══ Texte source ══
Une étude de la fondation Roi Baudouin, que vous pouvez retrouver en fin d’article, est assez inquiétante et montre l’ampleur des difficultés rencontrées par des citoyens Belgo-Congolais, Belgo-Rwandais et Belgo-Burundais dans notre pays.
Cette étude a mis en évidence que les premières expériences de racisme se passent entre les murs des écoles. C’est à lire à partir de la page 124.
Il y est question d’un racisme quotidien mais aussi institutionnel dans les domaines essentiels que sont l’emploi, le logement ou, ce qui est l’objet de cette question, l’enseignement.
A la question suivante : « Pensez-vous qu’en Belgique certaines personnes subissent des traitements inégalitaires/des discriminations ou des insultes à cause de leur couleur de peau ? »
- 92 % des personnes interrogées ont répondu OUI et quand il leur était demandé s’ils en avaient été personnellement victime,
- c’est plus de trois quart de l’échantillon, 77%, qui a répondu par l’affirmative.
═══
══ Données extraites ══
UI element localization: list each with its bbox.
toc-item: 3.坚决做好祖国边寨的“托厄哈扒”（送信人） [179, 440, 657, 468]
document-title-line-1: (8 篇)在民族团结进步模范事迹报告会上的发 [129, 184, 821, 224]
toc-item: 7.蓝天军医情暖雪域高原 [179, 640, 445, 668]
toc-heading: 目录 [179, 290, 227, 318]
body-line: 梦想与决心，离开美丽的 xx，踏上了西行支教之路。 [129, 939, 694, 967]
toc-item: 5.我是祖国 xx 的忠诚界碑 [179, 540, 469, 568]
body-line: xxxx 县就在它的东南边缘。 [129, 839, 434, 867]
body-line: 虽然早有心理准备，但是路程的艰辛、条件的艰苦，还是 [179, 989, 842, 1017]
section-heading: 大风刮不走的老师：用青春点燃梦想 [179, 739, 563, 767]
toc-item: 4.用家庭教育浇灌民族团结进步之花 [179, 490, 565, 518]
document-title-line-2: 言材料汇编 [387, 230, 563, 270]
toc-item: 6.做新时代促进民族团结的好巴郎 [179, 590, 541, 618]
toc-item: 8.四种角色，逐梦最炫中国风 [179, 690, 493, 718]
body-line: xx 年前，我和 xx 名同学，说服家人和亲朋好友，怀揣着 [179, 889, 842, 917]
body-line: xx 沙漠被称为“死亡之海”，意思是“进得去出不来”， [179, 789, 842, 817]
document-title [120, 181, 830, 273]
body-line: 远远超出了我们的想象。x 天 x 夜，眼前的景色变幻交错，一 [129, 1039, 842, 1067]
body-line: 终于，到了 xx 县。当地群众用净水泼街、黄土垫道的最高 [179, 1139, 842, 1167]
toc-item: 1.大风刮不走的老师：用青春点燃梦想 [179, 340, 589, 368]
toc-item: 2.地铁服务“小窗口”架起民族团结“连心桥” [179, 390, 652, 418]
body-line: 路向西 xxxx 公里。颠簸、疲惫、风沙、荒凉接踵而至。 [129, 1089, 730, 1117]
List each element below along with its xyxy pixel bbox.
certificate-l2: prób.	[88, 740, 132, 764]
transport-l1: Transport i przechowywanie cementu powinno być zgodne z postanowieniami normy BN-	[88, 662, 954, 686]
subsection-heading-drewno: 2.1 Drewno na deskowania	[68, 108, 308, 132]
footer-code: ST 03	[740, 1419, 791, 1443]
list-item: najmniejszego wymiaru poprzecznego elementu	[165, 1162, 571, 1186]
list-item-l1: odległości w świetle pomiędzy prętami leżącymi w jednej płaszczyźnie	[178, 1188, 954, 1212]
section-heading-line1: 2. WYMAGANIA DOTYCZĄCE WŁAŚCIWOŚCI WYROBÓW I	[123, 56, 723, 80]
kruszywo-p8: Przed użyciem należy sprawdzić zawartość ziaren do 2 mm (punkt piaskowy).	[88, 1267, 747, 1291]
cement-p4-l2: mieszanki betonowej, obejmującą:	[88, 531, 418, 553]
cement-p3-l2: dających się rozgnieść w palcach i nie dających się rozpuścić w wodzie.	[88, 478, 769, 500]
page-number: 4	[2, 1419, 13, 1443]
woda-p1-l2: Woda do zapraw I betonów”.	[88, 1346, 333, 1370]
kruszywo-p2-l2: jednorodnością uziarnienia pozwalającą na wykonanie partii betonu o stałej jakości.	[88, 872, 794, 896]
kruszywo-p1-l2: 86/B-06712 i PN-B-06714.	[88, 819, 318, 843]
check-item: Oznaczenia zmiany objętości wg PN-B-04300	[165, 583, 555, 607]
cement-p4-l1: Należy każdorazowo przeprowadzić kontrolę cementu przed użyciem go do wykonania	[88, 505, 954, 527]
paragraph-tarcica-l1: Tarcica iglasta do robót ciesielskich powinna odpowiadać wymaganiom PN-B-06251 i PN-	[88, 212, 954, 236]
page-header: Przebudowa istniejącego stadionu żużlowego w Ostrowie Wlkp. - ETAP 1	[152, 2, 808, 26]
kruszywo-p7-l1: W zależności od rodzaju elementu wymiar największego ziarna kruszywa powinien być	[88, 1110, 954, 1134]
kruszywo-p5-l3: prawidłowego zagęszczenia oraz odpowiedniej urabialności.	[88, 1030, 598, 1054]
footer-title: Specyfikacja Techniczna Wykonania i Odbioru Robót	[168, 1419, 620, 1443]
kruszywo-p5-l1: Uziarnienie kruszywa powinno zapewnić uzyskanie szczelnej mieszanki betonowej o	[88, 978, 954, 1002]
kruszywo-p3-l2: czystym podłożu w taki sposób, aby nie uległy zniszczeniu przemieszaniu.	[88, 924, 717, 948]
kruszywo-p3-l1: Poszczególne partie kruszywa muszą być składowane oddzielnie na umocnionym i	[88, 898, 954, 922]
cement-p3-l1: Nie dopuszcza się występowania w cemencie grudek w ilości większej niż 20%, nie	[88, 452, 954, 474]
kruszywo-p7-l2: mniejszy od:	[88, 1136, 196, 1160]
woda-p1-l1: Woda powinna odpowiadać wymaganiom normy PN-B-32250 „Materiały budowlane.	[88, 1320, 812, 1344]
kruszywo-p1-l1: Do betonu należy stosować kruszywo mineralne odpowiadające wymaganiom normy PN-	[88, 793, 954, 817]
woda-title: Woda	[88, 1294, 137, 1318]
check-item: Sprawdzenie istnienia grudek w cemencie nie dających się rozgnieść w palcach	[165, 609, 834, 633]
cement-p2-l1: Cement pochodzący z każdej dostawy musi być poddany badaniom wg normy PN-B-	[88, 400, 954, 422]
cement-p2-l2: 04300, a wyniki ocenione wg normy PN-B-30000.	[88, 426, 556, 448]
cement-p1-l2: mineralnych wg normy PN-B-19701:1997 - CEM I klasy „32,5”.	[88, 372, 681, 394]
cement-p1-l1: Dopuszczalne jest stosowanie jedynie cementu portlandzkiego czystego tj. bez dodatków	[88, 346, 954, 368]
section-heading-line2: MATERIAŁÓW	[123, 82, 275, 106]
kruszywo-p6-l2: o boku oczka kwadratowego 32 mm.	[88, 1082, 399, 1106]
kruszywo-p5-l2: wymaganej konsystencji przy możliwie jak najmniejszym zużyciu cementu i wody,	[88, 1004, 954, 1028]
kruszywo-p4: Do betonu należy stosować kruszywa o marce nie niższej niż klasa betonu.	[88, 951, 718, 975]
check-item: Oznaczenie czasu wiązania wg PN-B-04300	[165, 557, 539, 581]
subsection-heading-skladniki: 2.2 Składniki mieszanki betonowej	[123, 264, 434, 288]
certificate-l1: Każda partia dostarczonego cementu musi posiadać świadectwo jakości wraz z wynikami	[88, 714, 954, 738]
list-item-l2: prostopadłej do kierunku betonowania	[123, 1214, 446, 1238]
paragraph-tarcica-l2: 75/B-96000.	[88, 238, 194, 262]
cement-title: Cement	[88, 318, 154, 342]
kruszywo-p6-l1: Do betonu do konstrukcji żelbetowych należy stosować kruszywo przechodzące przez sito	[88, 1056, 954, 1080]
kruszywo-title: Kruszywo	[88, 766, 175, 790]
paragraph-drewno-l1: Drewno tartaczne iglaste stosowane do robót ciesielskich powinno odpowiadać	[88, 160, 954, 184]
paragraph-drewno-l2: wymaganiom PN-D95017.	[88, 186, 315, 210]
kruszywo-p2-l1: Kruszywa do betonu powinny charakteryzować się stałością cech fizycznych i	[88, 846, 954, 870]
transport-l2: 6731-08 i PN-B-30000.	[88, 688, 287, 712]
═══
● Consigne
D'après le texte source, quelle part de l'échantillon a déclaré avoir été personnellement victime de discriminations ou d'insultes liées à la couleur de peau ?

● Réponse
77 %, soit plus des trois quarts de l'échantillon.